State the number of lines in these records that include the word "post", and add nothing to it.
*** Provided data
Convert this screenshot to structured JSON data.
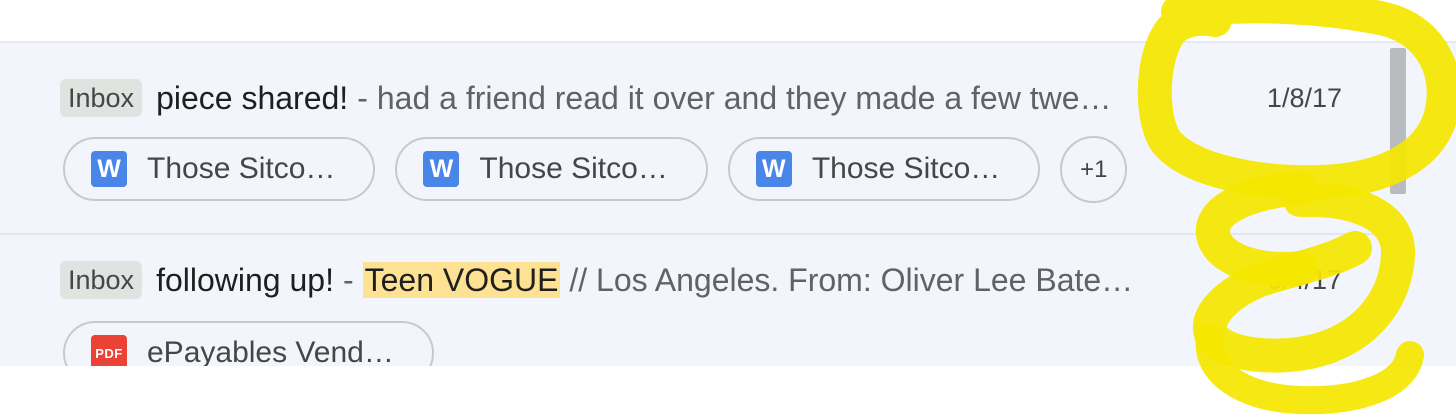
{
  "emails": [
    {
      "label": "Inbox",
      "subject": "piece shared!",
      "separator": "-",
      "snippet": "had a friend read it over and they made a few twe…",
      "date": "1/8/17",
      "attachments": [
        {
          "type": "doc",
          "icon_letter": "W",
          "name": "Those Sitco…"
        },
        {
          "type": "doc",
          "icon_letter": "W",
          "name": "Those Sitco…"
        },
        {
          "type": "doc",
          "icon_letter": "W",
          "name": "Those Sitco…"
        }
      ],
      "more_count": "+1"
    },
    {
      "label": "Inbox",
      "subject": "following up!",
      "separator": "-",
      "snippet_highlight": "Teen VOGUE",
      "snippet_rest": " // Los Angeles. From: Oliver Lee Bate…",
      "date": "6/4/17",
      "attachments": [
        {
          "type": "pdf",
          "icon_letter": "PDF",
          "name": "ePayables Vend…"
        }
      ]
    }
  ],
  "colors": {
    "row_background": "#f2f5fb",
    "highlight": "#fde293",
    "annotation": "#f5e600",
    "doc_icon": "#4a86e8",
    "pdf_icon": "#ea4335"
  }
}
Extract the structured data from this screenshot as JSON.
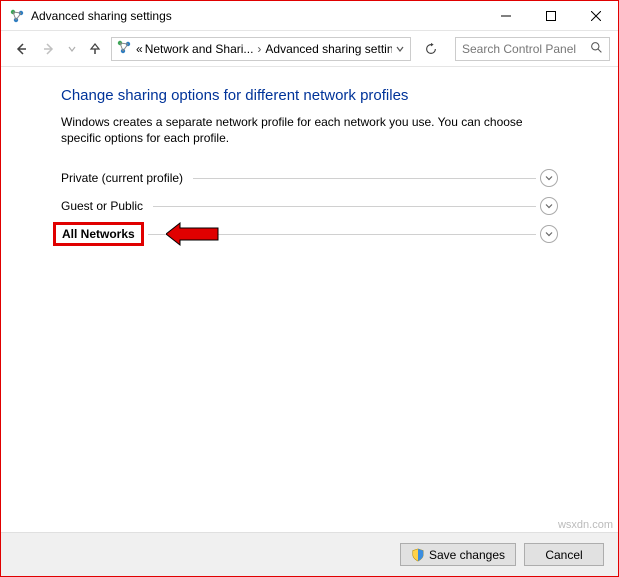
{
  "window": {
    "title": "Advanced sharing settings"
  },
  "breadcrumb": {
    "prefix": "«",
    "item1": "Network and Shari...",
    "item2": "Advanced sharing settings"
  },
  "search": {
    "placeholder": "Search Control Panel"
  },
  "page": {
    "heading": "Change sharing options for different network profiles",
    "description": "Windows creates a separate network profile for each network you use. You can choose specific options for each profile."
  },
  "sections": {
    "private": "Private (current profile)",
    "guest": "Guest or Public",
    "all": "All Networks"
  },
  "footer": {
    "save": "Save changes",
    "cancel": "Cancel"
  },
  "watermark": "wsxdn.com"
}
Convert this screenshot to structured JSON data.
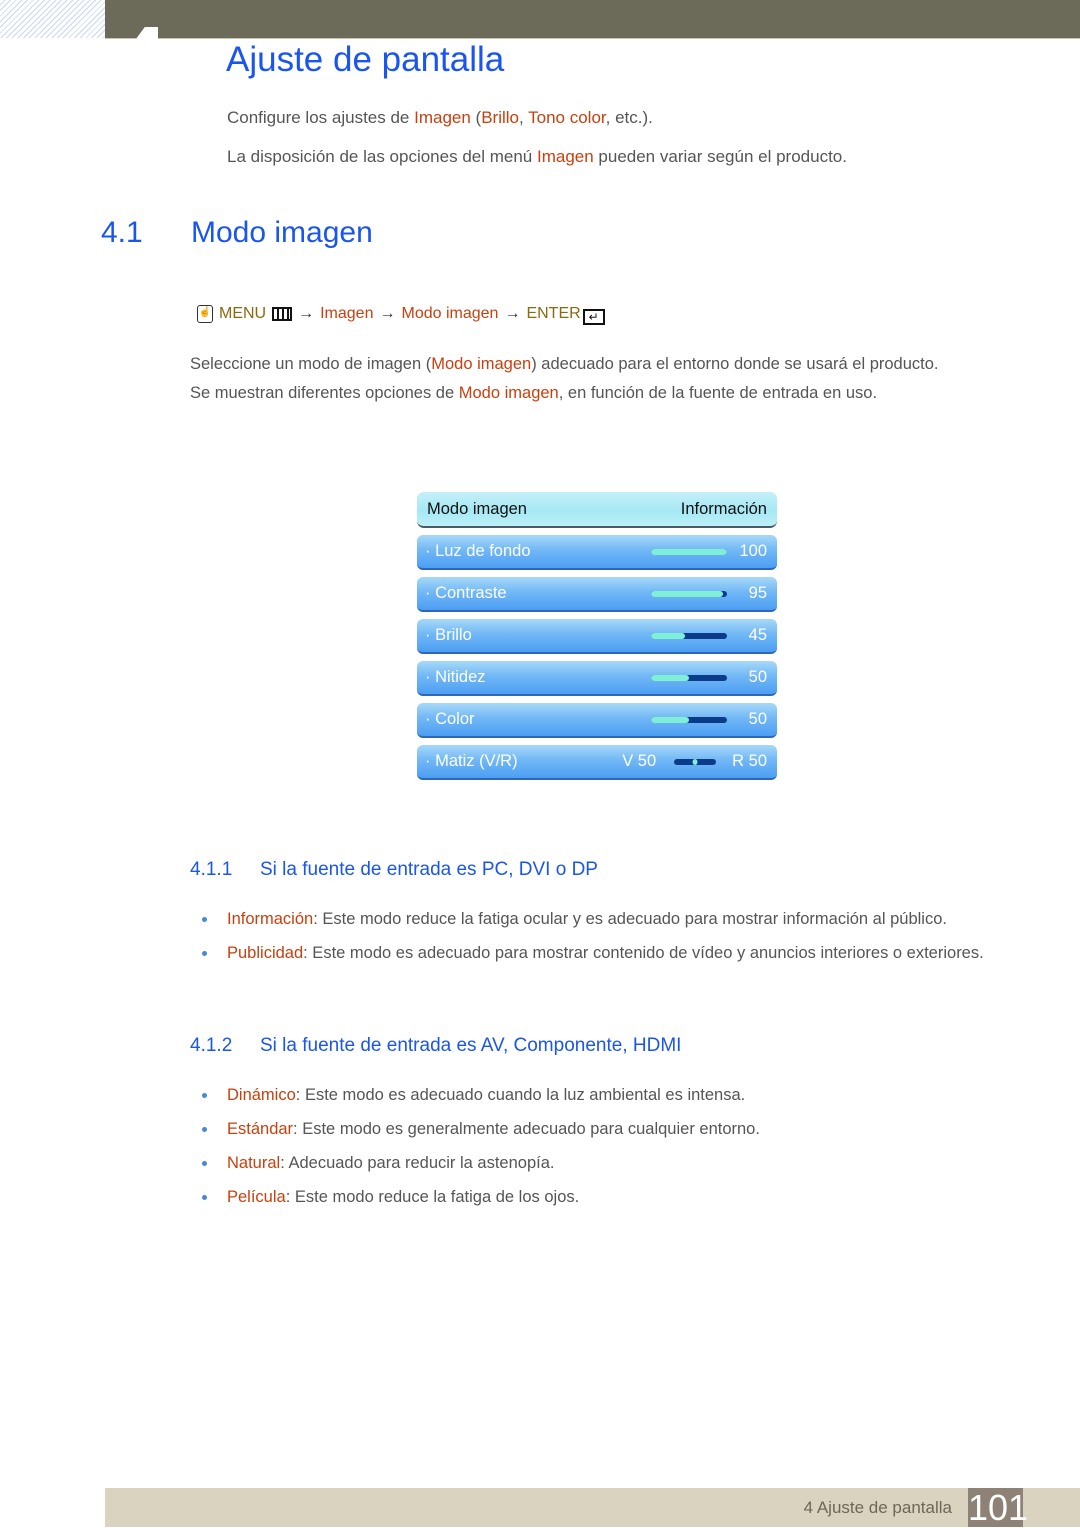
{
  "header": {
    "title": "Ajuste de pantalla"
  },
  "intro": {
    "line1": {
      "pre": "Configure los ajustes de ",
      "hl1": "Imagen",
      "mid1": " (",
      "hl2": "Brillo",
      "mid2": ", ",
      "hl3": "Tono color",
      "post": ", etc.)."
    },
    "line2": {
      "pre": "La disposición de las opciones del menú ",
      "hl": "Imagen",
      "post": " pueden variar según el producto."
    }
  },
  "section": {
    "number": "4.1",
    "title": "Modo imagen"
  },
  "menu_path": {
    "menu": "MENU",
    "arrow": "→",
    "step1": "Imagen",
    "step2": "Modo imagen",
    "enter": "ENTER",
    "enter_icon": "↵",
    "hand_icon": "☝"
  },
  "paragraph": {
    "line1": {
      "pre": "Seleccione un modo de imagen (",
      "hl": "Modo imagen",
      "post": ") adecuado para el entorno donde se usará el producto."
    },
    "line2": {
      "pre": "Se muestran diferentes opciones de ",
      "hl": "Modo imagen",
      "post": ", en función de la fuente de entrada en uso."
    }
  },
  "osd": {
    "header_label": "Modo imagen",
    "header_value": "Información",
    "rows": [
      {
        "label": "· Luz de fondo",
        "value": "100",
        "percent": 100
      },
      {
        "label": "· Contraste",
        "value": "95",
        "percent": 95
      },
      {
        "label": "· Brillo",
        "value": "45",
        "percent": 45
      },
      {
        "label": "· Nitidez",
        "value": "50",
        "percent": 50
      },
      {
        "label": "· Color",
        "value": "50",
        "percent": 50
      }
    ],
    "hue": {
      "label": "· Matiz (V/R)",
      "v_label": "V 50",
      "r_label": "R 50",
      "position": 50
    }
  },
  "subsections": [
    {
      "number": "4.1.1",
      "title": "Si la fuente de entrada es PC, DVI o DP",
      "items": [
        {
          "term": "Información",
          "text": ": Este modo reduce la fatiga ocular y es adecuado para mostrar información al público."
        },
        {
          "term": "Publicidad",
          "text": ": Este modo es adecuado para mostrar contenido de vídeo y anuncios interiores o exteriores."
        }
      ]
    },
    {
      "number": "4.1.2",
      "title": "Si la fuente de entrada es AV, Componente, HDMI",
      "items": [
        {
          "term": "Dinámico",
          "text": ": Este modo es adecuado cuando la luz ambiental es intensa."
        },
        {
          "term": "Estándar",
          "text": ": Este modo es generalmente adecuado para cualquier entorno."
        },
        {
          "term": "Natural",
          "text": ": Adecuado para reducir la astenopía."
        },
        {
          "term": "Película",
          "text": ": Este modo reduce la fatiga de los ojos."
        }
      ]
    }
  ],
  "footer": {
    "chapter_label": "4 Ajuste de pantalla",
    "page_number": "101"
  }
}
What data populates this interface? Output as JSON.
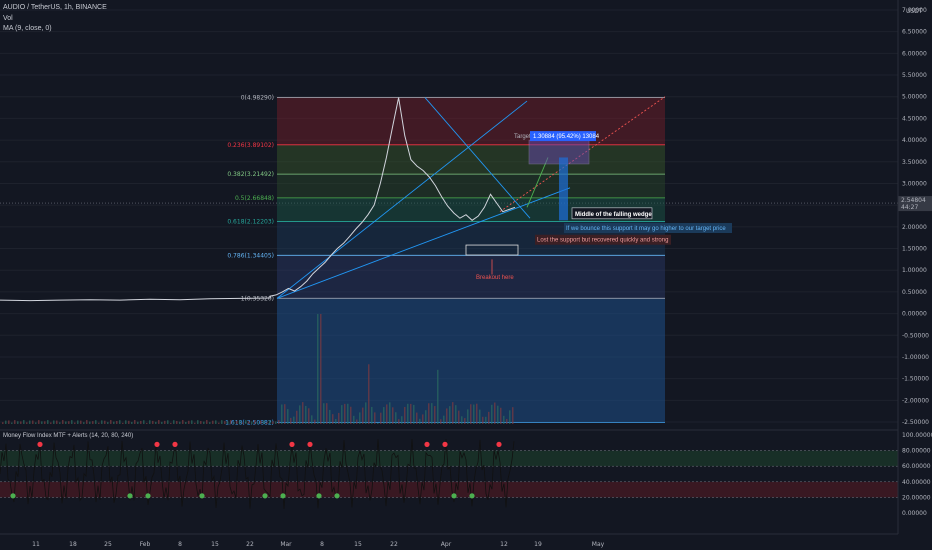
{
  "header": {
    "symbol_line": "AUDIO / TetherUS, 1h, BINANCE",
    "vol_label": "Vol",
    "ma_label": "MA (9, close, 0)"
  },
  "colors": {
    "background": "#131722",
    "price_line": "#d1d4dc",
    "trend_line": "#2196f3",
    "green_dot": "#4caf50",
    "red_dot": "#f23645",
    "target_box": "#7e57c2",
    "target_label_bg": "#2962ff"
  },
  "chart_data": [
    {
      "type": "line",
      "series": [
        {
          "values": [
            0.31,
            0.3,
            0.31,
            0.32,
            0.31,
            0.33,
            0.32,
            0.34,
            0.35,
            0.36,
            0.4,
            0.43,
            0.5,
            0.58,
            0.52,
            0.62,
            0.75,
            0.92,
            1.05,
            1.18,
            1.35,
            1.5,
            1.62,
            1.78,
            1.95,
            2.1,
            2.28,
            2.5,
            3.0,
            3.6,
            4.3,
            4.98,
            4.1,
            3.55,
            3.4,
            3.3,
            3.15,
            2.95,
            2.7,
            2.48,
            2.32,
            2.2,
            2.28,
            2.15,
            2.25,
            2.45,
            2.75,
            2.55,
            2.35,
            2.4,
            2.45
          ]
        }
      ],
      "x_ticks": [
        "11",
        "18",
        "25",
        "Feb",
        "8",
        "15",
        "22",
        "Mar",
        "8",
        "15",
        "22",
        "Apr",
        "12",
        "19",
        "May"
      ],
      "y_ticks": [
        "7.00000",
        "6.50000",
        "6.00000",
        "5.50000",
        "5.00000",
        "4.50000",
        "4.00000",
        "3.50000",
        "3.00000",
        "2.50000",
        "2.00000",
        "1.50000",
        "1.00000",
        "0.50000",
        "0.00000",
        "-0.50000",
        "-1.00000",
        "-1.50000",
        "-2.00000",
        "-2.50000"
      ],
      "y_axis_unit": "USDT",
      "ylim": [
        -2.5,
        7.0
      ],
      "current_price": "2.54804",
      "current_price_sub": "44:27",
      "fib_levels": [
        {
          "label": "0(4.98290)",
          "value": 4.9829
        },
        {
          "label": "0.236(3.89102)",
          "value": 3.89102
        },
        {
          "label": "0.382(3.21492)",
          "value": 3.21492
        },
        {
          "label": "0.5(2.66848)",
          "value": 2.66848
        },
        {
          "label": "0.618(2.12203)",
          "value": 2.12203
        },
        {
          "label": "0.786(1.34405)",
          "value": 1.34405
        },
        {
          "label": "1(0.35320)",
          "value": 0.3532
        },
        {
          "label": "1.618(-2.50882)",
          "value": -2.50882
        }
      ],
      "annotations": {
        "target": "Target",
        "target_measure": "1.30884 (95.42%) 13084",
        "middle_wedge": "Middle of the falling wedge",
        "bounce": "If we bounce this support it may go higher to our target price",
        "support": "Lost the support but recovered quickly and strong",
        "breakout": "Breakout here"
      }
    },
    {
      "type": "line",
      "title": "Money Flow Index MTF + Alerts (14, 20, 80, 240)",
      "y_ticks": [
        "100.00000",
        "80.00000",
        "60.00000",
        "40.00000",
        "20.00000",
        "0.00000"
      ],
      "ylim": [
        0,
        100
      ],
      "upper_band": 80,
      "lower_band": 20
    }
  ]
}
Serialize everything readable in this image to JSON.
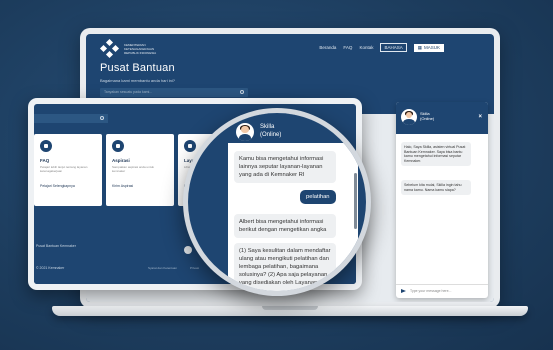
{
  "laptop": {
    "logo_text": "KEMENTERIAN KETENAGAKERJAAN REPUBLIK INDONESIA",
    "nav": [
      "Beranda",
      "FAQ",
      "Kontak"
    ],
    "lang_button": "BAHASA",
    "login_button": "MASUK",
    "title": "Pusat Bantuan",
    "subtitle": "Bagaimana kami membantu anda hari ini?",
    "search_placeholder": "Tanyakan sesuatu pada kami...",
    "chat": {
      "name": "Skilla",
      "status": "(Online)",
      "greeting": "Halo, Saya Skilla, asisten virtual Pusat Bantuan Kemnaker. Saya bisa bantu kamu mengetahui informasi seputar Kemnaker.",
      "prompt": "Sebelum kita mulai, Skilla ingin tahu nama kamu. Nama kamu siapa?",
      "input_placeholder": "Type your message here..."
    }
  },
  "tablet": {
    "cards": [
      {
        "title": "FAQ",
        "desc": "Pelajari lebih lanjut tentang layanan ketenagakerjaan",
        "link": "Pelajari Selengkapnya"
      },
      {
        "title": "Aspirasi",
        "desc": "Sampaikan aspirasi anda untuk kemnaker",
        "link": "Kirim Aspirasi"
      },
      {
        "title": "Layanan",
        "desc": "Lihat layanan Kemnaker",
        "link": "Buat"
      }
    ],
    "footer_left": "Pusat Bantuan Kemnaker",
    "footer_copy": "© 2021 Kemnaker",
    "footer_link_1": "Syarat dan Ketentuan",
    "footer_link_2": "Privasi"
  },
  "magnifier": {
    "name": "Skilla",
    "status": "(Online)",
    "bubble_1": "Kamu bisa mengetahui informasi lainnya seputar layanan-layanan yang ada di Kemnaker RI",
    "user_reply": "pelatihan",
    "bubble_2": "Albert bisa mengetahui informasi berikut dengan mengetikan angka",
    "bubble_3": "(1) Saya kesulitan dalam mendaftar ulang atau mengikuti pelatihan dan lembaga pelatihan, bagaimana solusinya? (2) Apa saja pelayanan yang disediakan oleh Layanan"
  }
}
******
** Result **
4